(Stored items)
_ _ _ _

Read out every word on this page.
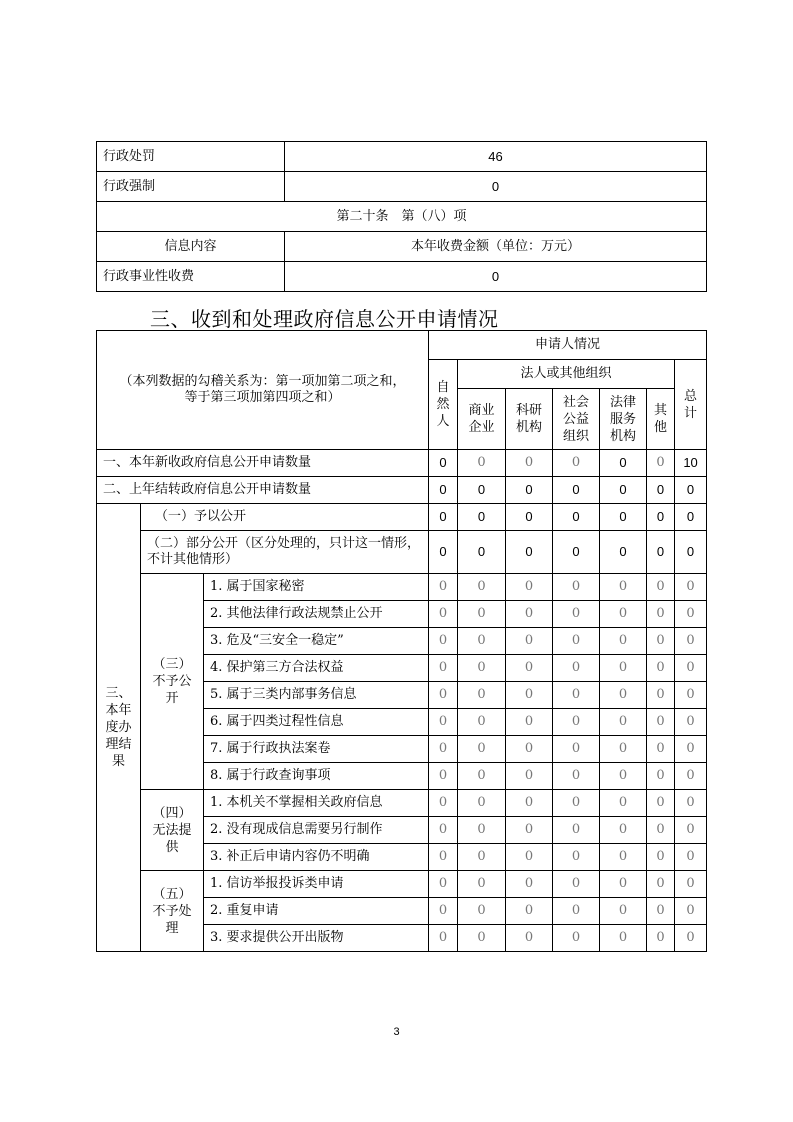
行政处罚	46
行政强制	0
第二十条　第（八）项	
信息内容	本年收费金额（单位：万元）
行政事业性收费	0
三、收到和处理政府信息公开申请情况
（本列数据的勾稽关系为：第一项加第二项之和，等于第三项加第四项之和）			申请人情况						
			自然人	法人或其他组织					总计
				商业企业	科研机构	社会公益组织	法律服务机构	其他	
一、本年新收政府信息公开申请数量			0	0	0	0	0	0	10
二、上年结转政府信息公开申请数量			0	0	0	0	0	0	0
三、本年度办理结果	（一）予以公开		0	0	0	0	0	0	0
	（二）部分公开（区分处理的，只计这一情形，不计其他情形）		0	0	0	0	0	0	0
	（三）不予公开	1. 属于国家秘密	0	0	0	0	0	0	0
		2. 其他法律行政法规禁止公开	0	0	0	0	0	0	0
		3. 危及“三安全一稳定”	0	0	0	0	0	0	0
		4. 保护第三方合法权益	0	0	0	0	0	0	0
		5. 属于三类内部事务信息	0	0	0	0	0	0	0
		6. 属于四类过程性信息	0	0	0	0	0	0	0
		7. 属于行政执法案卷	0	0	0	0	0	0	0
		8. 属于行政查询事项	0	0	0	0	0	0	0
	（四）无法提供	1. 本机关不掌握相关政府信息	0	0	0	0	0	0	0
		2. 没有现成信息需要另行制作	0	0	0	0	0	0	0
		3. 补正后申请内容仍不明确	0	0	0	0	0	0	0
	（五）不予处理	1. 信访举报投诉类申请	0	0	0	0	0	0	0
		2. 重复申请	0	0	0	0	0	0	0
		3. 要求提供公开出版物	0	0	0	0	0	0	0
3
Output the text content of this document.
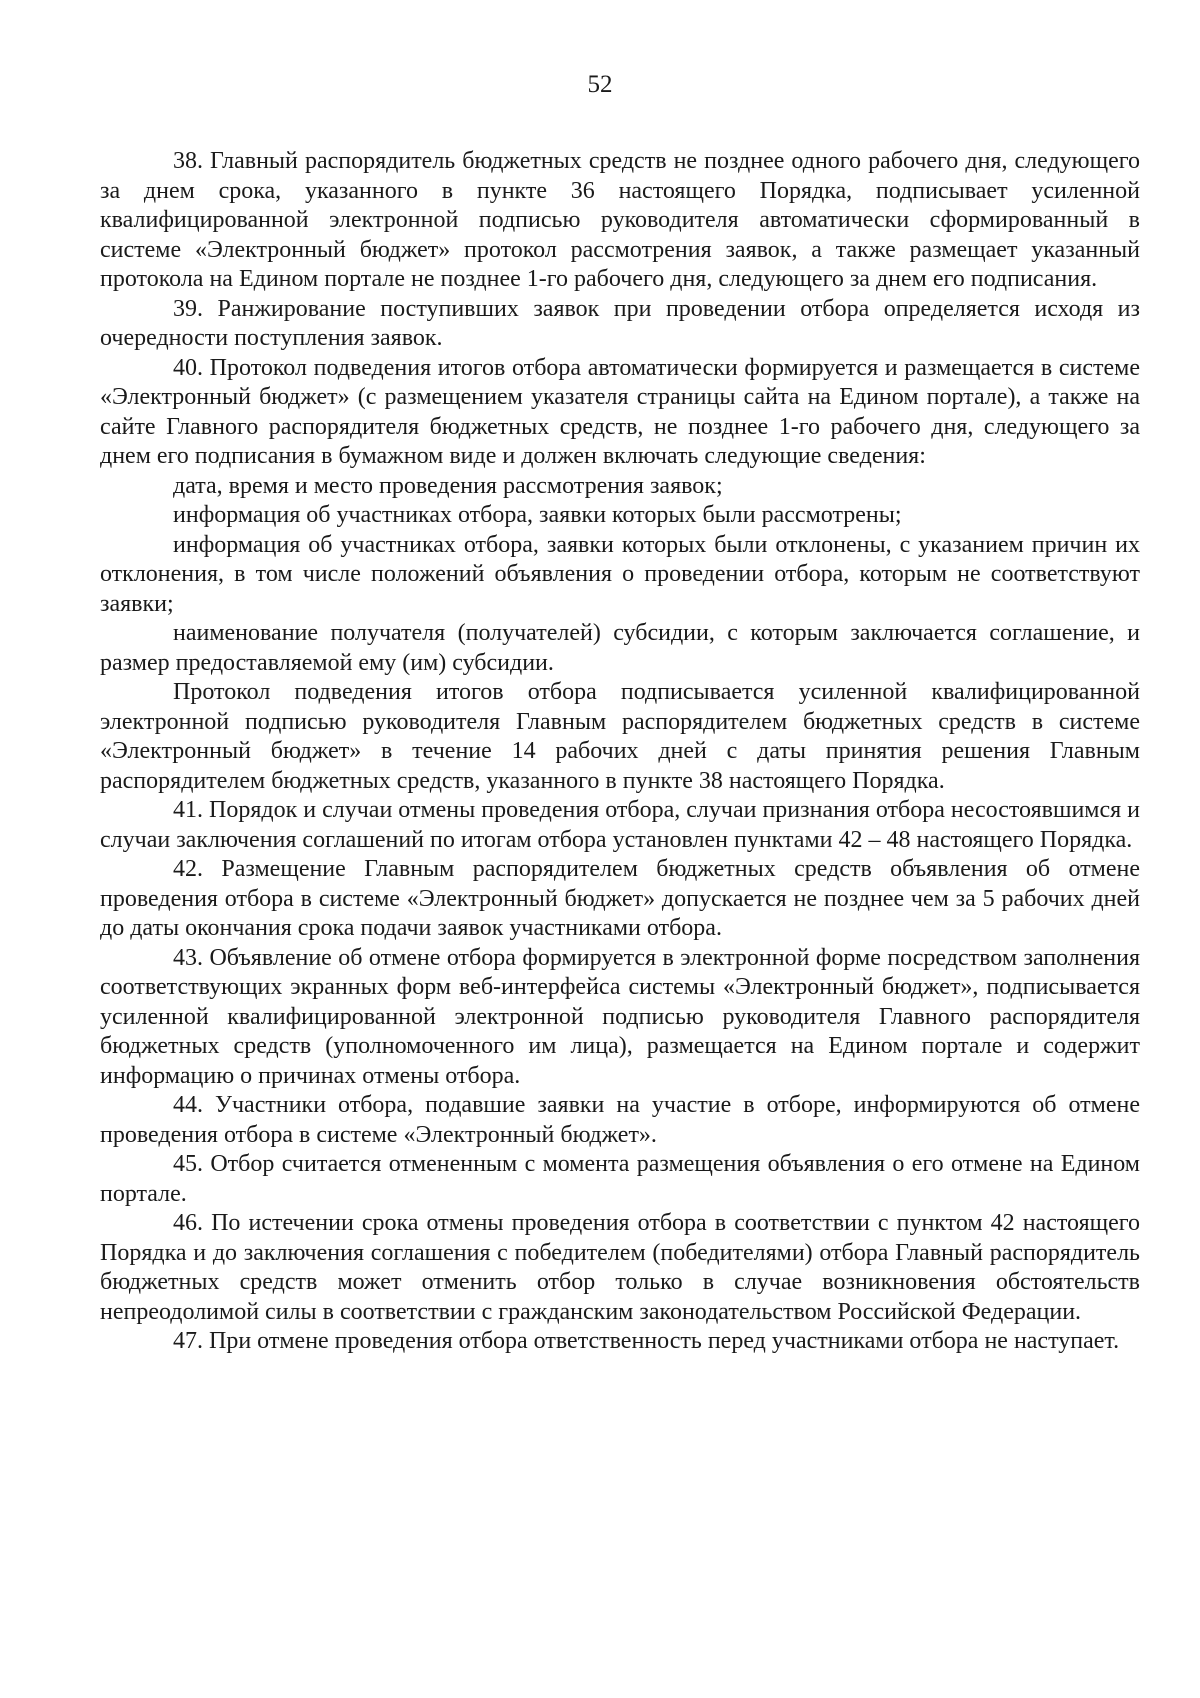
52

38. Главный распорядитель бюджетных средств не позднее одного рабочего дня, следующего за днем срока, указанного в пункте 36 настоящего Порядка, подписывает усиленной квалифицированной электронной подписью руководителя автоматически сформированный в системе «Электронный бюджет» протокол рассмотрения заявок, а также размещает указанный протокола на Едином портале не позднее 1-го рабочего дня, следующего за днем его подписания.

39. Ранжирование поступивших заявок при проведении отбора определяется исходя из очередности поступления заявок.

40. Протокол подведения итогов отбора автоматически формируется и размещается в системе «Электронный бюджет» (с размещением указателя страницы сайта на Едином портале), а также на сайте Главного распорядителя бюджетных средств, не позднее 1-го рабочего дня, следующего за днем его подписания в бумажном виде и должен включать следующие сведения:

дата, время и место проведения рассмотрения заявок;

информация об участниках отбора, заявки которых были рассмотрены;

информация об участниках отбора, заявки которых были отклонены, с указанием причин их отклонения, в том числе положений объявления о проведении отбора, которым не соответствуют заявки;

наименование получателя (получателей) субсидии, с которым заключается соглашение, и размер предоставляемой ему (им) субсидии.

Протокол подведения итогов отбора подписывается усиленной квалифицированной электронной подписью руководителя Главным распорядителем бюджетных средств в системе «Электронный бюджет» в течение 14 рабочих дней с даты принятия решения Главным распорядителем бюджетных средств, указанного в пункте 38 настоящего Порядка.

41. Порядок и случаи отмены проведения отбора, случаи признания отбора несостоявшимся и случаи заключения соглашений по итогам отбора установлен пунктами 42 – 48 настоящего Порядка.

42. Размещение Главным распорядителем бюджетных средств объявления об отмене проведения отбора в системе «Электронный бюджет» допускается не позднее чем за 5 рабочих дней до даты окончания срока подачи заявок участниками отбора.

43. Объявление об отмене отбора формируется в электронной форме посредством заполнения соответствующих экранных форм веб-интерфейса системы «Электронный бюджет», подписывается усиленной квалифицированной электронной подписью руководителя Главного распорядителя бюджетных средств (уполномоченного им лица), размещается на Едином портале и содержит информацию о причинах отмены отбора.

44. Участники отбора, подавшие заявки на участие в отборе, информируются об отмене проведения отбора в системе «Электронный бюджет».

45. Отбор считается отмененным с момента размещения объявления о его отмене на Едином портале.

46. По истечении срока отмены проведения отбора в соответствии с пунктом 42 настоящего Порядка и до заключения соглашения с победителем (победителями) отбора Главный распорядитель бюджетных средств может отменить отбор только в случае возникновения обстоятельств непреодолимой силы в соответствии с гражданским законодательством Российской Федерации.

47. При отмене проведения отбора ответственность перед участниками отбора не наступает.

_ _ _ _

▶ [Objective]:
Restate every record exactly, please; do not copy the pictures.

▶ [Output for this exercise]:
Read out every word on this page.
行政处罚	46
行政强制	0
第二十条　第（八）项	
信息内容	本年收费金额（单位：万元）
行政事业性收费	0
三、收到和处理政府信息公开申请情况
（本列数据的勾稽关系为：第一项加第二项之和，等于第三项加第四项之和）			申请人情况						
			自然人	法人或其他组织					总计
				商业企业	科研机构	社会公益组织	法律服务机构	其他	
一、本年新收政府信息公开申请数量			0	0	0	0	0	0	10
二、上年结转政府信息公开申请数量			0	0	0	0	0	0	0
三、本年度办理结果	（一）予以公开		0	0	0	0	0	0	0
	（二）部分公开（区分处理的，只计这一情形，不计其他情形）		0	0	0	0	0	0	0
	（三）不予公开	1. 属于国家秘密	0	0	0	0	0	0	0
		2. 其他法律行政法规禁止公开	0	0	0	0	0	0	0
		3. 危及“三安全一稳定”	0	0	0	0	0	0	0
		4. 保护第三方合法权益	0	0	0	0	0	0	0
		5. 属于三类内部事务信息	0	0	0	0	0	0	0
		6. 属于四类过程性信息	0	0	0	0	0	0	0
		7. 属于行政执法案卷	0	0	0	0	0	0	0
		8. 属于行政查询事项	0	0	0	0	0	0	0
	（四）无法提供	1. 本机关不掌握相关政府信息	0	0	0	0	0	0	0
		2. 没有现成信息需要另行制作	0	0	0	0	0	0	0
		3. 补正后申请内容仍不明确	0	0	0	0	0	0	0
	（五）不予处理	1. 信访举报投诉类申请	0	0	0	0	0	0	0
		2. 重复申请	0	0	0	0	0	0	0
		3. 要求提供公开出版物	0	0	0	0	0	0	0
3
Output the text content of this document.
52

38. Главный распорядитель бюджетных средств не позднее одного рабочего дня, следующего за днем срока, указанного в пункте 36 настоящего Порядка, подписывает усиленной квалифицированной электронной подписью руководителя автоматически сформированный в системе «Электронный бюджет» протокол рассмотрения заявок, а также размещает указанный протокола на Едином портале не позднее 1-го рабочего дня, следующего за днем его подписания.

39. Ранжирование поступивших заявок при проведении отбора определяется исходя из очередности поступления заявок.

40. Протокол подведения итогов отбора автоматически формируется и размещается в системе «Электронный бюджет» (с размещением указателя страницы сайта на Едином портале), а также на сайте Главного распорядителя бюджетных средств, не позднее 1-го рабочего дня, следующего за днем его подписания в бумажном виде и должен включать следующие сведения:

дата, время и место проведения рассмотрения заявок;

информация об участниках отбора, заявки которых были рассмотрены;

информация об участниках отбора, заявки которых были отклонены, с указанием причин их отклонения, в том числе положений объявления о проведении отбора, которым не соответствуют заявки;

наименование получателя (получателей) субсидии, с которым заключается соглашение, и размер предоставляемой ему (им) субсидии.

Протокол подведения итогов отбора подписывается усиленной квалифицированной электронной подписью руководителя Главным распорядителем бюджетных средств в системе «Электронный бюджет» в течение 14 рабочих дней с даты принятия решения Главным распорядителем бюджетных средств, указанного в пункте 38 настоящего Порядка.

41. Порядок и случаи отмены проведения отбора, случаи признания отбора несостоявшимся и случаи заключения соглашений по итогам отбора установлен пунктами 42 – 48 настоящего Порядка.

42. Размещение Главным распорядителем бюджетных средств объявления об отмене проведения отбора в системе «Электронный бюджет» допускается не позднее чем за 5 рабочих дней до даты окончания срока подачи заявок участниками отбора.

43. Объявление об отмене отбора формируется в электронной форме посредством заполнения соответствующих экранных форм веб-интерфейса системы «Электронный бюджет», подписывается усиленной квалифицированной электронной подписью руководителя Главного распорядителя бюджетных средств (уполномоченного им лица), размещается на Едином портале и содержит информацию о причинах отмены отбора.

44. Участники отбора, подавшие заявки на участие в отборе, информируются об отмене проведения отбора в системе «Электронный бюджет».

45. Отбор считается отмененным с момента размещения объявления о его отмене на Едином портале.

46. По истечении срока отмены проведения отбора в соответствии с пунктом 42 настоящего Порядка и до заключения соглашения с победителем (победителями) отбора Главный распорядитель бюджетных средств может отменить отбор только в случае возникновения обстоятельств непреодолимой силы в соответствии с гражданским законодательством Российской Федерации.

47. При отмене проведения отбора ответственность перед участниками отбора не наступает.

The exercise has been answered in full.